The required output is a single number: how many lines of the material contain the string "name".
◆ ◆ ◆ ◆
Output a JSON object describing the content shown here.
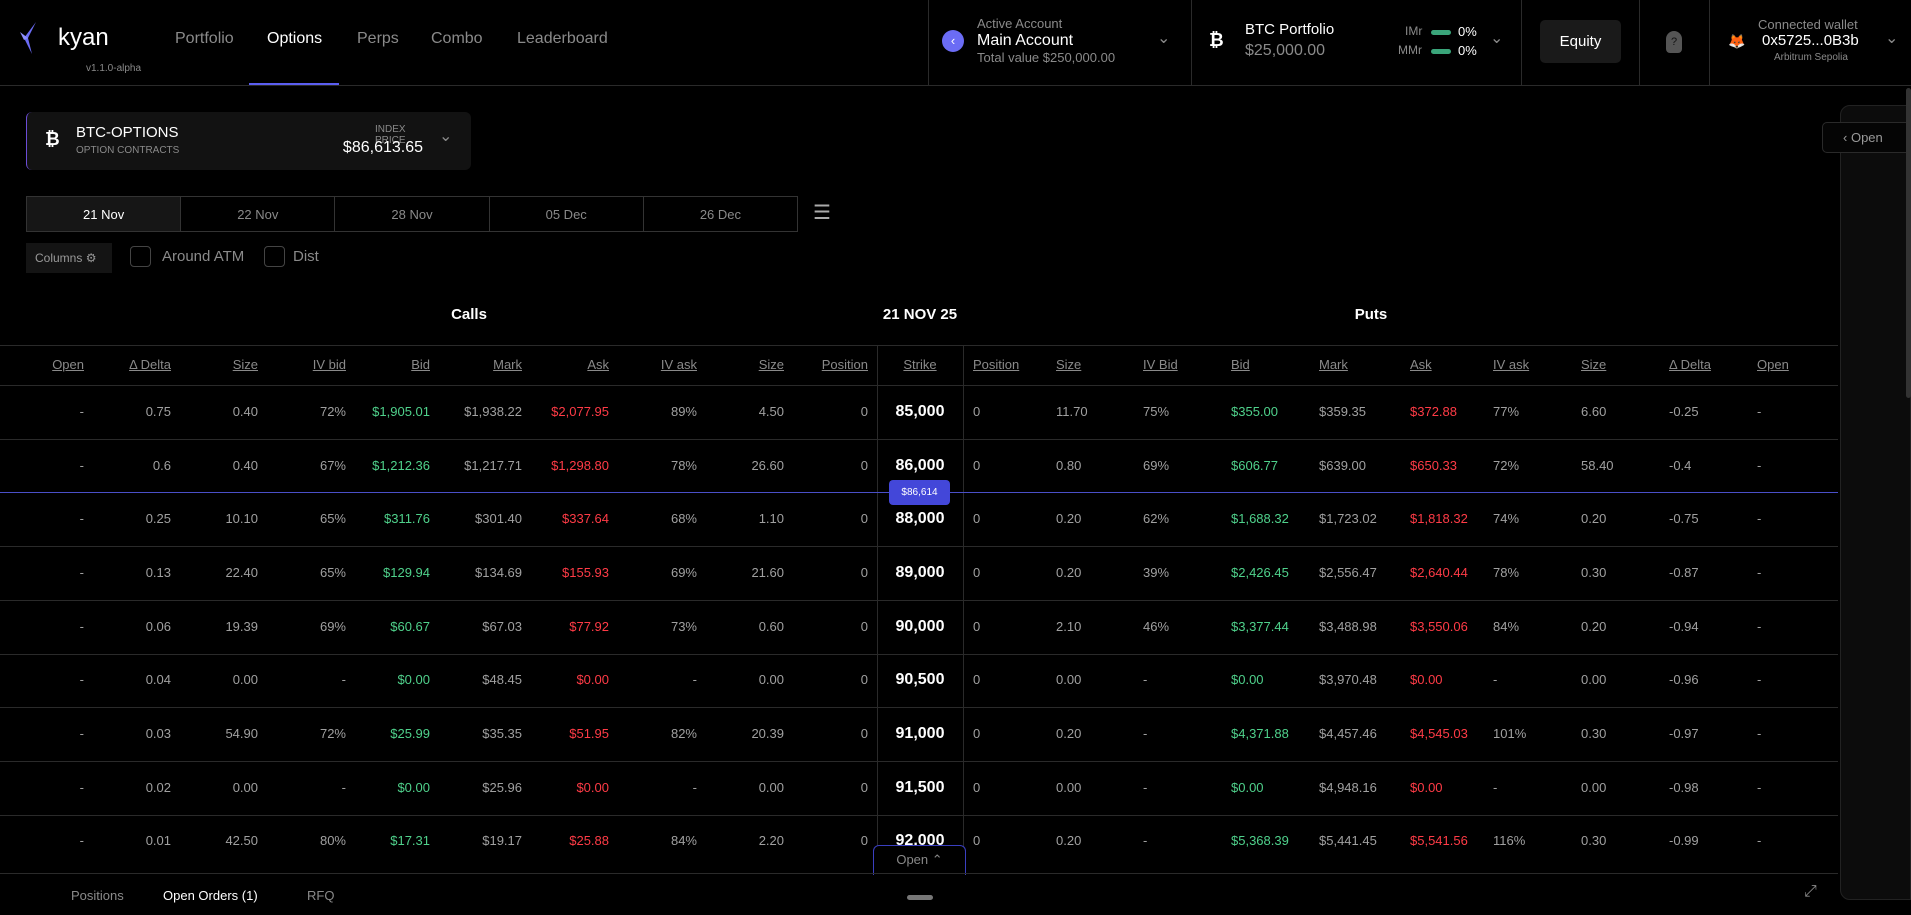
{
  "header": {
    "logo": "kyan",
    "version": "v1.1.0-alpha",
    "nav": [
      "Portfolio",
      "Options",
      "Perps",
      "Combo",
      "Leaderboard"
    ],
    "active_nav": "Options",
    "account": {
      "label": "Active Account",
      "name": "Main Account",
      "total": "Total value $250,000.00"
    },
    "portfolio": {
      "name": "BTC Portfolio",
      "value": "$25,000.00",
      "imr_label": "IMr",
      "imr": "0%",
      "mmr_label": "MMr",
      "mmr": "0%"
    },
    "equity": "Equity",
    "wallet": {
      "label": "Connected wallet",
      "address": "0x5725...0B3b",
      "network": "Arbitrum Sepolia"
    }
  },
  "market": {
    "name": "BTC-OPTIONS",
    "sub": "OPTION CONTRACTS",
    "index_label": "INDEX PRICE",
    "index_price": "$86,613.65"
  },
  "expiries": [
    "21 Nov",
    "22 Nov",
    "28 Nov",
    "05 Dec",
    "26 Dec"
  ],
  "filters": {
    "columns": "Columns",
    "around_atm": "Around ATM",
    "dist": "Dist"
  },
  "table": {
    "calls_title": "Calls",
    "expiry_title": "21 NOV 25",
    "puts_title": "Puts",
    "call_headers": [
      "Open",
      "Δ Delta",
      "Size",
      "IV bid",
      "Bid",
      "Mark",
      "Ask",
      "IV ask",
      "Size",
      "Position"
    ],
    "strike_header": "Strike",
    "put_headers": [
      "Position",
      "Size",
      "IV Bid",
      "Bid",
      "Mark",
      "Ask",
      "IV ask",
      "Size",
      "Δ Delta",
      "Open"
    ],
    "index_marker": "$86,614",
    "rows": [
      {
        "call": [
          "-",
          "0.75",
          "0.40",
          "72%",
          "$1,905.01",
          "$1,938.22",
          "$2,077.95",
          "89%",
          "4.50",
          "0"
        ],
        "strike": "85,000",
        "put": [
          "0",
          "11.70",
          "75%",
          "$355.00",
          "$359.35",
          "$372.88",
          "77%",
          "6.60",
          "-0.25",
          "-"
        ]
      },
      {
        "call": [
          "-",
          "0.6",
          "0.40",
          "67%",
          "$1,212.36",
          "$1,217.71",
          "$1,298.80",
          "78%",
          "26.60",
          "0"
        ],
        "strike": "86,000",
        "put": [
          "0",
          "0.80",
          "69%",
          "$606.77",
          "$639.00",
          "$650.33",
          "72%",
          "58.40",
          "-0.4",
          "-"
        ]
      },
      {
        "call": [
          "-",
          "0.25",
          "10.10",
          "65%",
          "$311.76",
          "$301.40",
          "$337.64",
          "68%",
          "1.10",
          "0"
        ],
        "strike": "88,000",
        "put": [
          "0",
          "0.20",
          "62%",
          "$1,688.32",
          "$1,723.02",
          "$1,818.32",
          "74%",
          "0.20",
          "-0.75",
          "-"
        ]
      },
      {
        "call": [
          "-",
          "0.13",
          "22.40",
          "65%",
          "$129.94",
          "$134.69",
          "$155.93",
          "69%",
          "21.60",
          "0"
        ],
        "strike": "89,000",
        "put": [
          "0",
          "0.20",
          "39%",
          "$2,426.45",
          "$2,556.47",
          "$2,640.44",
          "78%",
          "0.30",
          "-0.87",
          "-"
        ]
      },
      {
        "call": [
          "-",
          "0.06",
          "19.39",
          "69%",
          "$60.67",
          "$67.03",
          "$77.92",
          "73%",
          "0.60",
          "0"
        ],
        "strike": "90,000",
        "put": [
          "0",
          "2.10",
          "46%",
          "$3,377.44",
          "$3,488.98",
          "$3,550.06",
          "84%",
          "0.20",
          "-0.94",
          "-"
        ]
      },
      {
        "call": [
          "-",
          "0.04",
          "0.00",
          "-",
          "$0.00",
          "$48.45",
          "$0.00",
          "-",
          "0.00",
          "0"
        ],
        "strike": "90,500",
        "put": [
          "0",
          "0.00",
          "-",
          "$0.00",
          "$3,970.48",
          "$0.00",
          "-",
          "0.00",
          "-0.96",
          "-"
        ]
      },
      {
        "call": [
          "-",
          "0.03",
          "54.90",
          "72%",
          "$25.99",
          "$35.35",
          "$51.95",
          "82%",
          "20.39",
          "0"
        ],
        "strike": "91,000",
        "put": [
          "0",
          "0.20",
          "-",
          "$4,371.88",
          "$4,457.46",
          "$4,545.03",
          "101%",
          "0.30",
          "-0.97",
          "-"
        ]
      },
      {
        "call": [
          "-",
          "0.02",
          "0.00",
          "-",
          "$0.00",
          "$25.96",
          "$0.00",
          "-",
          "0.00",
          "0"
        ],
        "strike": "91,500",
        "put": [
          "0",
          "0.00",
          "-",
          "$0.00",
          "$4,948.16",
          "$0.00",
          "-",
          "0.00",
          "-0.98",
          "-"
        ]
      },
      {
        "call": [
          "-",
          "0.01",
          "42.50",
          "80%",
          "$17.31",
          "$19.17",
          "$25.88",
          "84%",
          "2.20",
          "0"
        ],
        "strike": "92,000",
        "put": [
          "0",
          "0.20",
          "-",
          "$5,368.39",
          "$5,441.45",
          "$5,541.56",
          "116%",
          "0.30",
          "-0.99",
          "-"
        ]
      }
    ]
  },
  "bottom": {
    "tabs": [
      "Positions",
      "Open Orders (1)",
      "RFQ"
    ],
    "open_toggle": "Open"
  },
  "side": {
    "open": "Open"
  },
  "colors": {
    "accent": "#5b5ef0",
    "bid": "#4fd18b",
    "ask": "#ff3b46"
  }
}
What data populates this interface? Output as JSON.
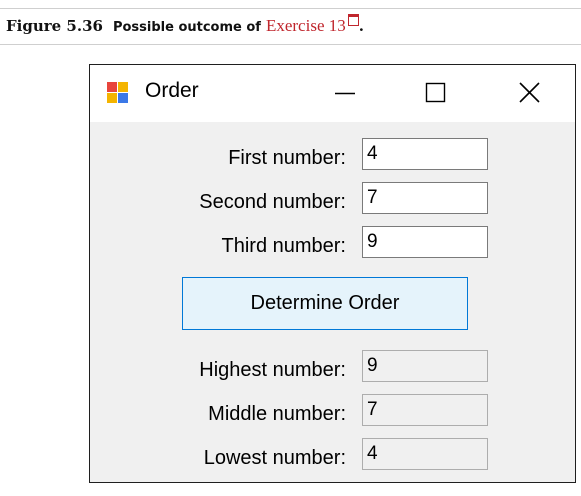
◆ ◆ ◆ ◆
→ Result below:
3